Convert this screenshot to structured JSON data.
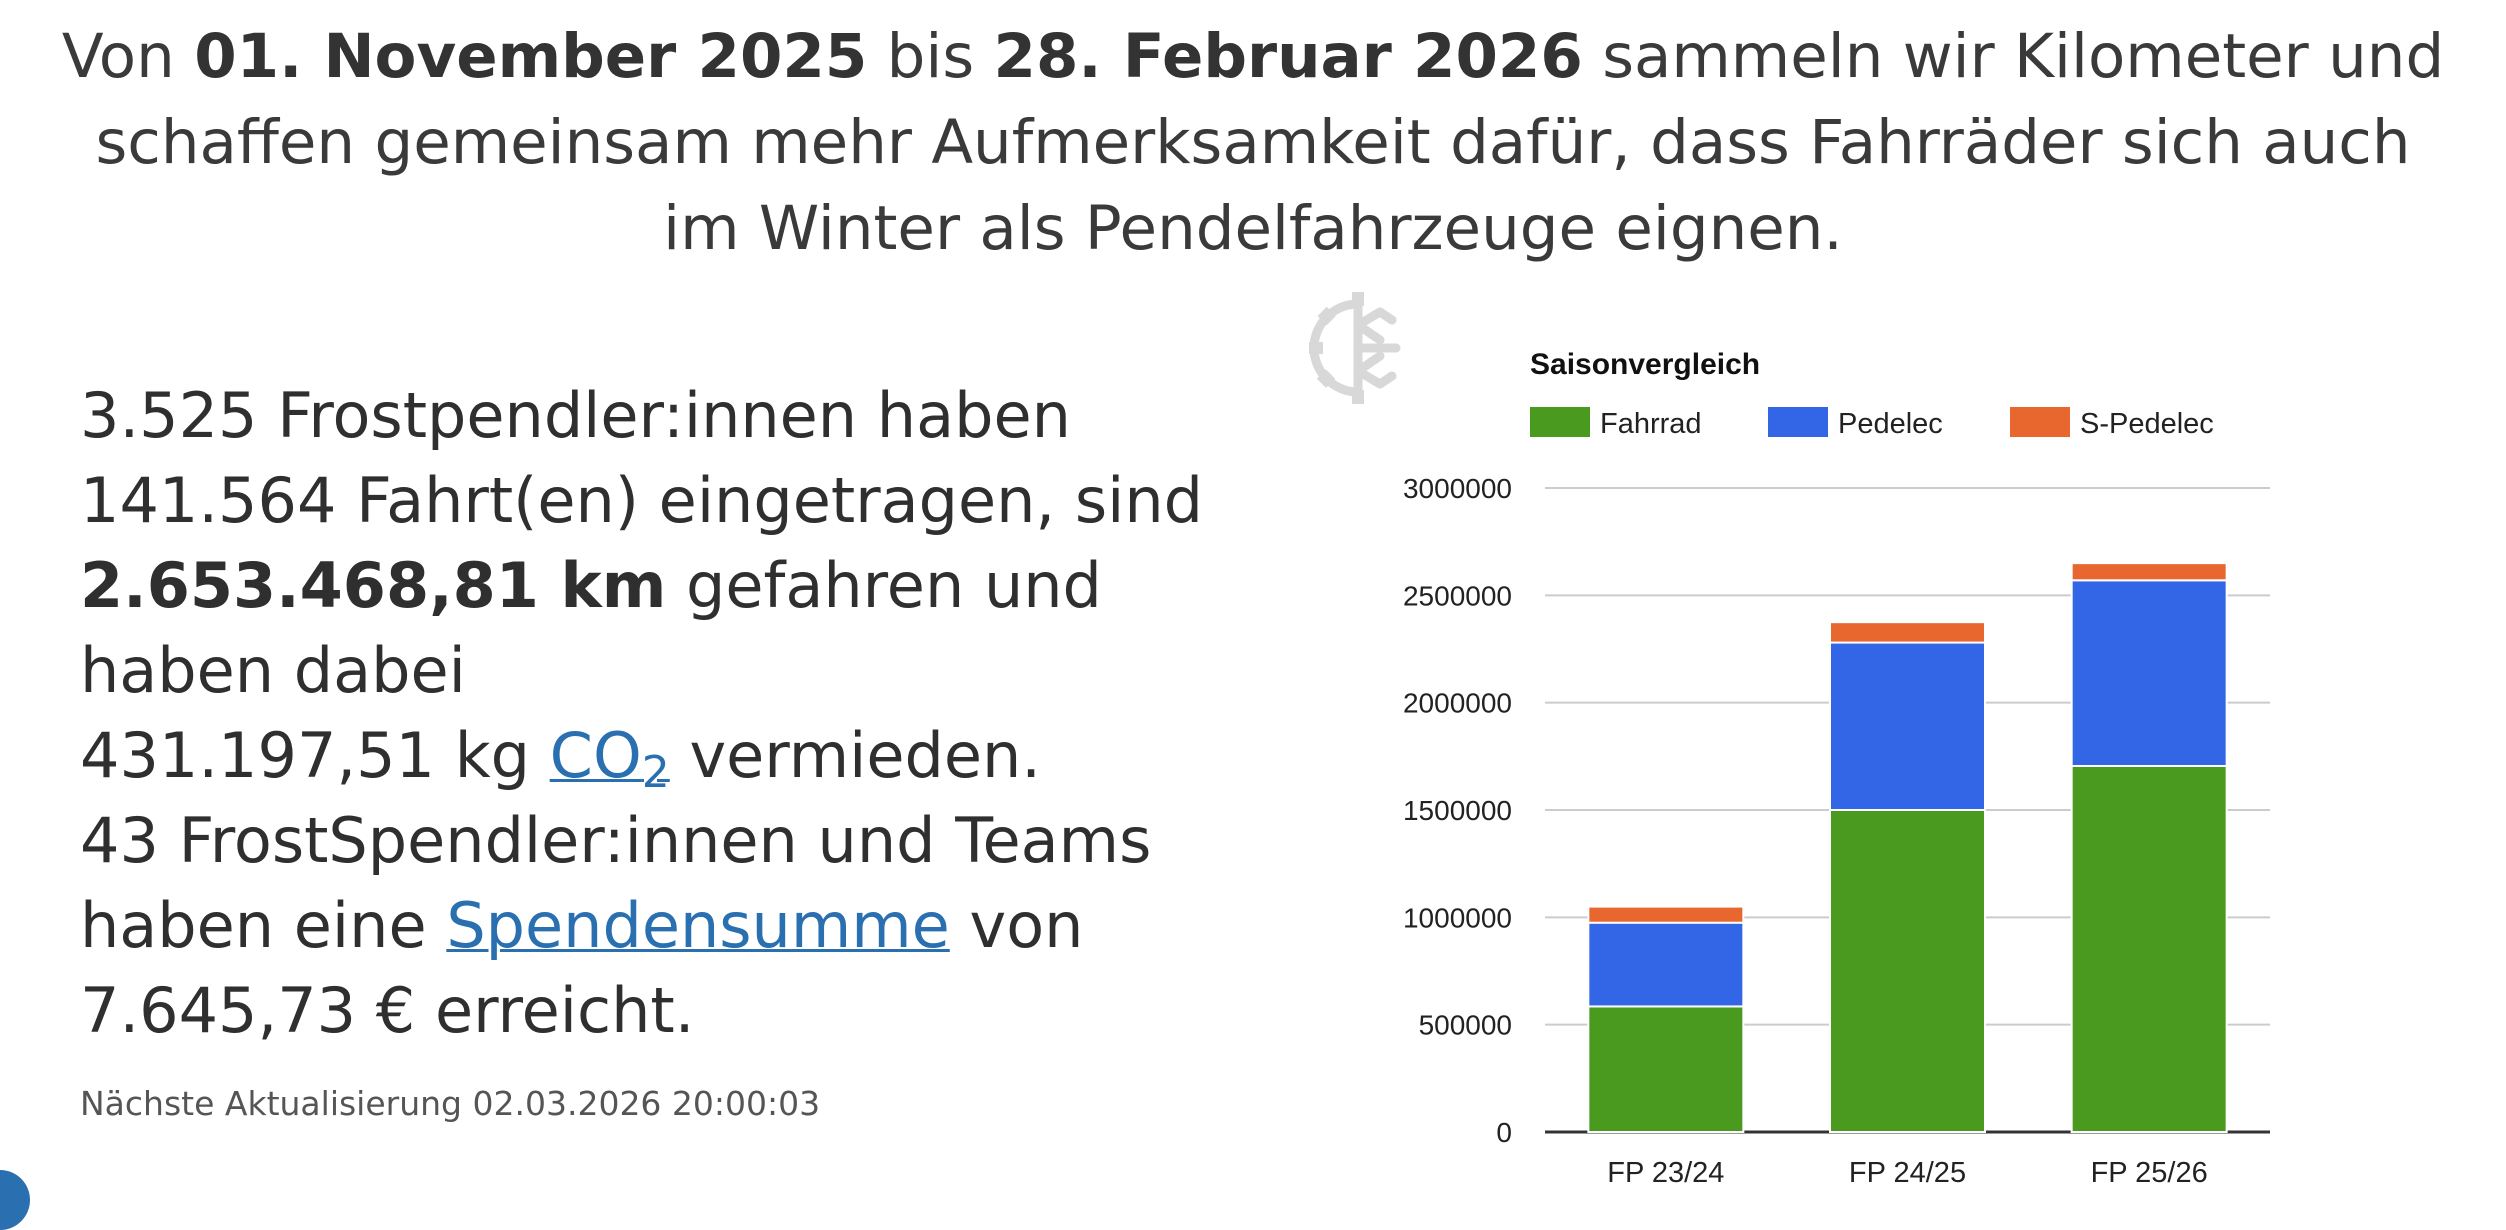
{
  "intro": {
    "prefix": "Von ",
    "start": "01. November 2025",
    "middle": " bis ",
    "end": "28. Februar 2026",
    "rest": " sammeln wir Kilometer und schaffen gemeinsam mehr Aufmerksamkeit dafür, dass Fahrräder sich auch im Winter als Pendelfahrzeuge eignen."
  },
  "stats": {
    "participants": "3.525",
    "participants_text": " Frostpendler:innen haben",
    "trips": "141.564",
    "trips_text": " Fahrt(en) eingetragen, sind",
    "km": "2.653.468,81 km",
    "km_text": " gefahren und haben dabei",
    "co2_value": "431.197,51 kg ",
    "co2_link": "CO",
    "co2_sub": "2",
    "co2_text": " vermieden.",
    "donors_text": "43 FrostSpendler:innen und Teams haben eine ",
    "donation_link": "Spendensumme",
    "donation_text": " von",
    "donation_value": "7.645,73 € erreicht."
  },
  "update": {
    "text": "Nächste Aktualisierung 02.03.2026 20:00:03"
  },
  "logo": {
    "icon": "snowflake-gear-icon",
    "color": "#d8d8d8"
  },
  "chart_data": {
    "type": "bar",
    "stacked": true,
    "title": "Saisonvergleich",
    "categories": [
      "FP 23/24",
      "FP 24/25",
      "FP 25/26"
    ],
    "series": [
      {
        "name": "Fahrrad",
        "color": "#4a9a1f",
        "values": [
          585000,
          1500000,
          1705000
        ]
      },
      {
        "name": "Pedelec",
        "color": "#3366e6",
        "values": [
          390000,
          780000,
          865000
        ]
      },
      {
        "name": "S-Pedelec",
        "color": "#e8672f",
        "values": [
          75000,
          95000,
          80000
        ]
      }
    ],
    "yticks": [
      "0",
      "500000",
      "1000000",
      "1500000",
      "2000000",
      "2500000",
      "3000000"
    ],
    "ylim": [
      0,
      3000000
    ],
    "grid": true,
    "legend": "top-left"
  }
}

☆ ☆ ☆ ☆ ☆ ☆ ☆

Go back to the records above and write them out exactly, without the pictures.

(Reply to the task):
Convert this screenshot to structured JSON data.
{
  "intro": {
    "prefix": "Von ",
    "start": "01. November 2025",
    "middle": " bis ",
    "end": "28. Februar 2026",
    "rest": " sammeln wir Kilometer und schaffen gemeinsam mehr Aufmerksamkeit dafür, dass Fahrräder sich auch im Winter als Pendelfahrzeuge eignen."
  },
  "stats": {
    "participants": "3.525",
    "participants_text": " Frostpendler:innen haben",
    "trips": "141.564",
    "trips_text": " Fahrt(en) eingetragen, sind",
    "km": "2.653.468,81 km",
    "km_text": " gefahren und haben dabei",
    "co2_value": "431.197,51 kg ",
    "co2_link": "CO",
    "co2_sub": "2",
    "co2_text": " vermieden.",
    "donors_text": "43 FrostSpendler:innen und Teams haben eine ",
    "donation_link": "Spendensumme",
    "donation_text": " von",
    "donation_value": "7.645,73 € erreicht."
  },
  "update": {
    "text": "Nächste Aktualisierung 02.03.2026 20:00:03"
  },
  "logo": {
    "icon": "snowflake-gear-icon",
    "color": "#d8d8d8"
  },
  "chart_data": {
    "type": "bar",
    "stacked": true,
    "title": "Saisonvergleich",
    "categories": [
      "FP 23/24",
      "FP 24/25",
      "FP 25/26"
    ],
    "series": [
      {
        "name": "Fahrrad",
        "color": "#4a9a1f",
        "values": [
          585000,
          1500000,
          1705000
        ]
      },
      {
        "name": "Pedelec",
        "color": "#3366e6",
        "values": [
          390000,
          780000,
          865000
        ]
      },
      {
        "name": "S-Pedelec",
        "color": "#e8672f",
        "values": [
          75000,
          95000,
          80000
        ]
      }
    ],
    "yticks": [
      "0",
      "500000",
      "1000000",
      "1500000",
      "2000000",
      "2500000",
      "3000000"
    ],
    "ylim": [
      0,
      3000000
    ],
    "grid": true,
    "legend": "top-left"
  }
}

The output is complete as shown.